*Exercise data:*
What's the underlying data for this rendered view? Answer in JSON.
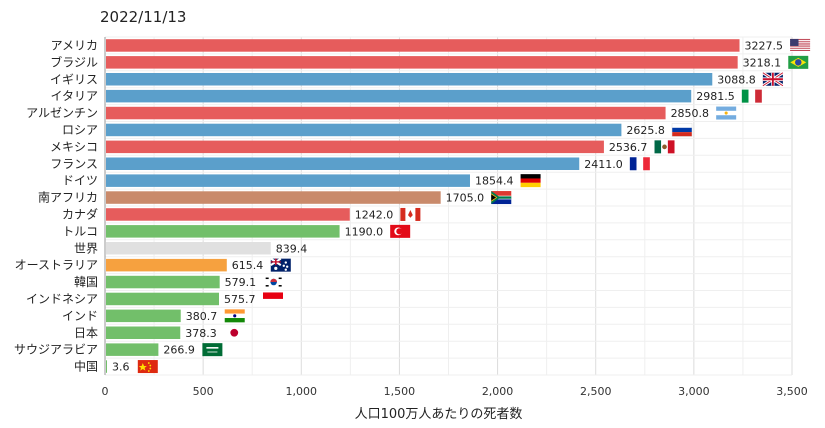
{
  "date": "2022/11/13",
  "chart_data": {
    "type": "bar",
    "orientation": "horizontal",
    "title": "",
    "xlabel": "人口100万人あたりの死者数",
    "ylabel": "",
    "xlim": [
      0,
      3500
    ],
    "xticks": [
      0,
      500,
      1000,
      1500,
      2000,
      2500,
      3000,
      3500
    ],
    "xtick_labels": [
      "0",
      "500",
      "1,000",
      "1,500",
      "2,000",
      "2,500",
      "3,000",
      "3,500"
    ],
    "grid": true,
    "colors": {
      "red": "#e65c5c",
      "blue": "#5b9fcb",
      "brown": "#c98a6b",
      "green": "#72bf6a",
      "gray": "#e0e0e0",
      "orange": "#f6a13f"
    },
    "bars": [
      {
        "category": "アメリカ",
        "value": 3227.5,
        "label": "3227.5",
        "color": "red",
        "flag": "us-flag"
      },
      {
        "category": "ブラジル",
        "value": 3218.1,
        "label": "3218.1",
        "color": "red",
        "flag": "br-flag"
      },
      {
        "category": "イギリス",
        "value": 3088.8,
        "label": "3088.8",
        "color": "blue",
        "flag": "gb-flag"
      },
      {
        "category": "イタリア",
        "value": 2981.5,
        "label": "2981.5",
        "color": "blue",
        "flag": "it-flag"
      },
      {
        "category": "アルゼンチン",
        "value": 2850.8,
        "label": "2850.8",
        "color": "red",
        "flag": "ar-flag"
      },
      {
        "category": "ロシア",
        "value": 2625.8,
        "label": "2625.8",
        "color": "blue",
        "flag": "ru-flag"
      },
      {
        "category": "メキシコ",
        "value": 2536.7,
        "label": "2536.7",
        "color": "red",
        "flag": "mx-flag"
      },
      {
        "category": "フランス",
        "value": 2411.0,
        "label": "2411.0",
        "color": "blue",
        "flag": "fr-flag"
      },
      {
        "category": "ドイツ",
        "value": 1854.4,
        "label": "1854.4",
        "color": "blue",
        "flag": "de-flag"
      },
      {
        "category": "南アフリカ",
        "value": 1705.0,
        "label": "1705.0",
        "color": "brown",
        "flag": "za-flag"
      },
      {
        "category": "カナダ",
        "value": 1242.0,
        "label": "1242.0",
        "color": "red",
        "flag": "ca-flag"
      },
      {
        "category": "トルコ",
        "value": 1190.0,
        "label": "1190.0",
        "color": "green",
        "flag": "tr-flag"
      },
      {
        "category": "世界",
        "value": 839.4,
        "label": "839.4",
        "color": "gray",
        "flag": ""
      },
      {
        "category": "オーストラリア",
        "value": 615.4,
        "label": "615.4",
        "color": "orange",
        "flag": "au-flag"
      },
      {
        "category": "韓国",
        "value": 579.1,
        "label": "579.1",
        "color": "green",
        "flag": "kr-flag"
      },
      {
        "category": "インドネシア",
        "value": 575.7,
        "label": "575.7",
        "color": "green",
        "flag": "id-flag"
      },
      {
        "category": "インド",
        "value": 380.7,
        "label": "380.7",
        "color": "green",
        "flag": "in-flag"
      },
      {
        "category": "日本",
        "value": 378.3,
        "label": "378.3",
        "color": "green",
        "flag": "jp-flag"
      },
      {
        "category": "サウジアラビア",
        "value": 266.9,
        "label": "266.9",
        "color": "green",
        "flag": "sa-flag"
      },
      {
        "category": "中国",
        "value": 3.6,
        "label": "3.6",
        "color": "green",
        "flag": "cn-flag"
      }
    ]
  }
}
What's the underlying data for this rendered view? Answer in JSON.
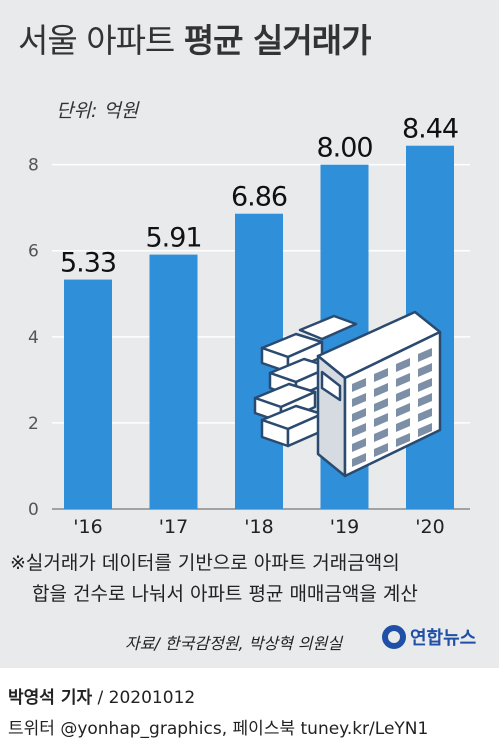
{
  "title": {
    "light": "서울 아파트",
    "bold": "평균 실거래가"
  },
  "unit_label": "단위: 억원",
  "colors": {
    "bar": "#2f8fd8",
    "panel": "#e9eaec",
    "grid": "#ffffff",
    "text": "#222222",
    "logo": "#1f4fa6"
  },
  "chart_data": {
    "type": "bar",
    "title": "서울 아파트 평균 실거래가",
    "unit": "단위: 억원",
    "categories": [
      "'16",
      "'17",
      "'18",
      "'19",
      "'20"
    ],
    "values": [
      5.33,
      5.91,
      6.86,
      8.0,
      8.44
    ],
    "value_labels": [
      "5.33",
      "5.91",
      "6.86",
      "8.00",
      "8.44"
    ],
    "yticks": [
      0,
      2,
      4,
      6,
      8
    ],
    "ylim": [
      0,
      9.2
    ],
    "grid": true,
    "xlabel": "",
    "ylabel": ""
  },
  "illustration": "apartment-buildings-icon",
  "note": {
    "line1": "※실거래가 데이터를 기반으로 아파트 거래금액의",
    "line2": "합을 건수로 나눠서 아파트 평균 매매금액을 계산"
  },
  "source": "자료/ 한국감정원, 박상혁 의원실",
  "logo": "연합뉴스",
  "byline": {
    "reporter": "박영석 기자",
    "separator": " / ",
    "date": "20201012"
  },
  "social": "트위터 @yonhap_graphics, 페이스북 tuney.kr/LeYN1"
}
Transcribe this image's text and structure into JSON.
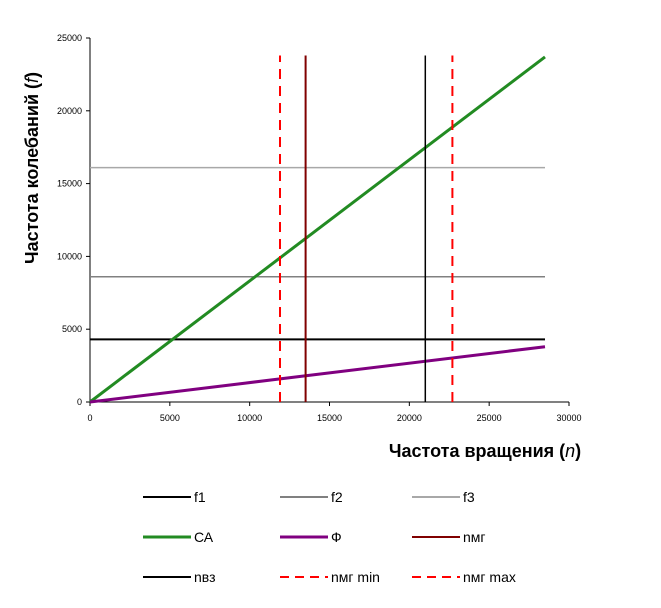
{
  "chart_data": {
    "type": "line",
    "title": "",
    "xlabel": "Частота вращения (n)",
    "xlabel_main": "Частота вращения (",
    "xlabel_var": "n",
    "xlabel_close": ")",
    "ylabel": "Частота колебаний (f)",
    "ylabel_main": "Частота колебаний (",
    "ylabel_var": "f",
    "ylabel_close": ")",
    "xlim": [
      0,
      30000
    ],
    "ylim": [
      0,
      25000
    ],
    "x_ticks": [
      0,
      5000,
      10000,
      15000,
      20000,
      25000,
      30000
    ],
    "y_ticks": [
      0,
      5000,
      10000,
      15000,
      20000,
      25000
    ],
    "grid": false,
    "legend_position": "bottom",
    "series": [
      {
        "name": "f1",
        "color": "#000000",
        "dash": "solid",
        "width": 2,
        "points": [
          [
            0,
            4300
          ],
          [
            28500,
            4300
          ]
        ]
      },
      {
        "name": "f2",
        "color": "#808080",
        "dash": "solid",
        "width": 1.5,
        "points": [
          [
            0,
            8600
          ],
          [
            28500,
            8600
          ]
        ]
      },
      {
        "name": "f3",
        "color": "#a8a8a8",
        "dash": "solid",
        "width": 1.5,
        "points": [
          [
            0,
            16100
          ],
          [
            28500,
            16100
          ]
        ]
      },
      {
        "name": "СА",
        "color": "#228b22",
        "dash": "solid",
        "width": 3,
        "points": [
          [
            0,
            0
          ],
          [
            28500,
            23700
          ]
        ]
      },
      {
        "name": "Ф",
        "color": "#800080",
        "dash": "solid",
        "width": 3,
        "points": [
          [
            0,
            0
          ],
          [
            28500,
            3800
          ]
        ]
      },
      {
        "name": "nмг",
        "color": "#800000",
        "dash": "solid",
        "width": 2,
        "points": [
          [
            13500,
            0
          ],
          [
            13500,
            23800
          ]
        ]
      },
      {
        "name": "nвз",
        "color": "#000000",
        "dash": "solid",
        "width": 1.5,
        "points": [
          [
            21000,
            0
          ],
          [
            21000,
            23800
          ]
        ]
      },
      {
        "name": "nмг min",
        "color": "#ff0000",
        "dash": "dashed",
        "width": 2,
        "points": [
          [
            11900,
            0
          ],
          [
            11900,
            23800
          ]
        ]
      },
      {
        "name": "nмг max",
        "color": "#ff0000",
        "dash": "dashed",
        "width": 2,
        "points": [
          [
            22700,
            0
          ],
          [
            22700,
            23800
          ]
        ]
      }
    ]
  }
}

*Given problem:* Give the data again exactly as written, with all pictures left out.

*Task result:*
What's the underlying data for this rendered view? Answer in JSON.
{
  "date": "2022/11/13",
  "chart_data": {
    "type": "bar",
    "orientation": "horizontal",
    "title": "",
    "xlabel": "人口100万人あたりの死者数",
    "ylabel": "",
    "xlim": [
      0,
      3500
    ],
    "xticks": [
      0,
      500,
      1000,
      1500,
      2000,
      2500,
      3000,
      3500
    ],
    "xtick_labels": [
      "0",
      "500",
      "1,000",
      "1,500",
      "2,000",
      "2,500",
      "3,000",
      "3,500"
    ],
    "grid": true,
    "colors": {
      "red": "#e65c5c",
      "blue": "#5b9fcb",
      "brown": "#c98a6b",
      "green": "#72bf6a",
      "gray": "#e0e0e0",
      "orange": "#f6a13f"
    },
    "bars": [
      {
        "category": "アメリカ",
        "value": 3227.5,
        "label": "3227.5",
        "color": "red",
        "flag": "us-flag"
      },
      {
        "category": "ブラジル",
        "value": 3218.1,
        "label": "3218.1",
        "color": "red",
        "flag": "br-flag"
      },
      {
        "category": "イギリス",
        "value": 3088.8,
        "label": "3088.8",
        "color": "blue",
        "flag": "gb-flag"
      },
      {
        "category": "イタリア",
        "value": 2981.5,
        "label": "2981.5",
        "color": "blue",
        "flag": "it-flag"
      },
      {
        "category": "アルゼンチン",
        "value": 2850.8,
        "label": "2850.8",
        "color": "red",
        "flag": "ar-flag"
      },
      {
        "category": "ロシア",
        "value": 2625.8,
        "label": "2625.8",
        "color": "blue",
        "flag": "ru-flag"
      },
      {
        "category": "メキシコ",
        "value": 2536.7,
        "label": "2536.7",
        "color": "red",
        "flag": "mx-flag"
      },
      {
        "category": "フランス",
        "value": 2411.0,
        "label": "2411.0",
        "color": "blue",
        "flag": "fr-flag"
      },
      {
        "category": "ドイツ",
        "value": 1854.4,
        "label": "1854.4",
        "color": "blue",
        "flag": "de-flag"
      },
      {
        "category": "南アフリカ",
        "value": 1705.0,
        "label": "1705.0",
        "color": "brown",
        "flag": "za-flag"
      },
      {
        "category": "カナダ",
        "value": 1242.0,
        "label": "1242.0",
        "color": "red",
        "flag": "ca-flag"
      },
      {
        "category": "トルコ",
        "value": 1190.0,
        "label": "1190.0",
        "color": "green",
        "flag": "tr-flag"
      },
      {
        "category": "世界",
        "value": 839.4,
        "label": "839.4",
        "color": "gray",
        "flag": ""
      },
      {
        "category": "オーストラリア",
        "value": 615.4,
        "label": "615.4",
        "color": "orange",
        "flag": "au-flag"
      },
      {
        "category": "韓国",
        "value": 579.1,
        "label": "579.1",
        "color": "green",
        "flag": "kr-flag"
      },
      {
        "category": "インドネシア",
        "value": 575.7,
        "label": "575.7",
        "color": "green",
        "flag": "id-flag"
      },
      {
        "category": "インド",
        "value": 380.7,
        "label": "380.7",
        "color": "green",
        "flag": "in-flag"
      },
      {
        "category": "日本",
        "value": 378.3,
        "label": "378.3",
        "color": "green",
        "flag": "jp-flag"
      },
      {
        "category": "サウジアラビア",
        "value": 266.9,
        "label": "266.9",
        "color": "green",
        "flag": "sa-flag"
      },
      {
        "category": "中国",
        "value": 3.6,
        "label": "3.6",
        "color": "green",
        "flag": "cn-flag"
      }
    ]
  }
}
What's the underlying data for this rendered view? Answer in JSON.
{
  "title": {
    "light": "서울 아파트",
    "bold": "평균 실거래가"
  },
  "unit_label": "단위: 억원",
  "colors": {
    "bar": "#2f8fd8",
    "panel": "#e9eaec",
    "grid": "#ffffff",
    "text": "#222222",
    "logo": "#1f4fa6"
  },
  "chart_data": {
    "type": "bar",
    "title": "서울 아파트 평균 실거래가",
    "unit": "단위: 억원",
    "categories": [
      "'16",
      "'17",
      "'18",
      "'19",
      "'20"
    ],
    "values": [
      5.33,
      5.91,
      6.86,
      8.0,
      8.44
    ],
    "value_labels": [
      "5.33",
      "5.91",
      "6.86",
      "8.00",
      "8.44"
    ],
    "yticks": [
      0,
      2,
      4,
      6,
      8
    ],
    "ylim": [
      0,
      9.2
    ],
    "grid": true,
    "xlabel": "",
    "ylabel": ""
  },
  "illustration": "apartment-buildings-icon",
  "note": {
    "line1": "※실거래가 데이터를 기반으로 아파트 거래금액의",
    "line2": "합을 건수로 나눠서 아파트 평균 매매금액을 계산"
  },
  "source": "자료/ 한국감정원, 박상혁 의원실",
  "logo": "연합뉴스",
  "byline": {
    "reporter": "박영석 기자",
    "separator": " / ",
    "date": "20201012"
  },
  "social": "트위터 @yonhap_graphics, 페이스북 tuney.kr/LeYN1"
}
Transcribe this image's text and structure into JSON.
{
  "chart_data": {
    "type": "line",
    "title": "",
    "xlabel": "Частота вращения (n)",
    "xlabel_main": "Частота вращения (",
    "xlabel_var": "n",
    "xlabel_close": ")",
    "ylabel": "Частота колебаний (f)",
    "ylabel_main": "Частота колебаний (",
    "ylabel_var": "f",
    "ylabel_close": ")",
    "xlim": [
      0,
      30000
    ],
    "ylim": [
      0,
      25000
    ],
    "x_ticks": [
      0,
      5000,
      10000,
      15000,
      20000,
      25000,
      30000
    ],
    "y_ticks": [
      0,
      5000,
      10000,
      15000,
      20000,
      25000
    ],
    "grid": false,
    "legend_position": "bottom",
    "series": [
      {
        "name": "f1",
        "color": "#000000",
        "dash": "solid",
        "width": 2,
        "points": [
          [
            0,
            4300
          ],
          [
            28500,
            4300
          ]
        ]
      },
      {
        "name": "f2",
        "color": "#808080",
        "dash": "solid",
        "width": 1.5,
        "points": [
          [
            0,
            8600
          ],
          [
            28500,
            8600
          ]
        ]
      },
      {
        "name": "f3",
        "color": "#a8a8a8",
        "dash": "solid",
        "width": 1.5,
        "points": [
          [
            0,
            16100
          ],
          [
            28500,
            16100
          ]
        ]
      },
      {
        "name": "СА",
        "color": "#228b22",
        "dash": "solid",
        "width": 3,
        "points": [
          [
            0,
            0
          ],
          [
            28500,
            23700
          ]
        ]
      },
      {
        "name": "Ф",
        "color": "#800080",
        "dash": "solid",
        "width": 3,
        "points": [
          [
            0,
            0
          ],
          [
            28500,
            3800
          ]
        ]
      },
      {
        "name": "nмг",
        "color": "#800000",
        "dash": "solid",
        "width": 2,
        "points": [
          [
            13500,
            0
          ],
          [
            13500,
            23800
          ]
        ]
      },
      {
        "name": "nвз",
        "color": "#000000",
        "dash": "solid",
        "width": 1.5,
        "points": [
          [
            21000,
            0
          ],
          [
            21000,
            23800
          ]
        ]
      },
      {
        "name": "nмг min",
        "color": "#ff0000",
        "dash": "dashed",
        "width": 2,
        "points": [
          [
            11900,
            0
          ],
          [
            11900,
            23800
          ]
        ]
      },
      {
        "name": "nмг max",
        "color": "#ff0000",
        "dash": "dashed",
        "width": 2,
        "points": [
          [
            22700,
            0
          ],
          [
            22700,
            23800
          ]
        ]
      }
    ]
  }
}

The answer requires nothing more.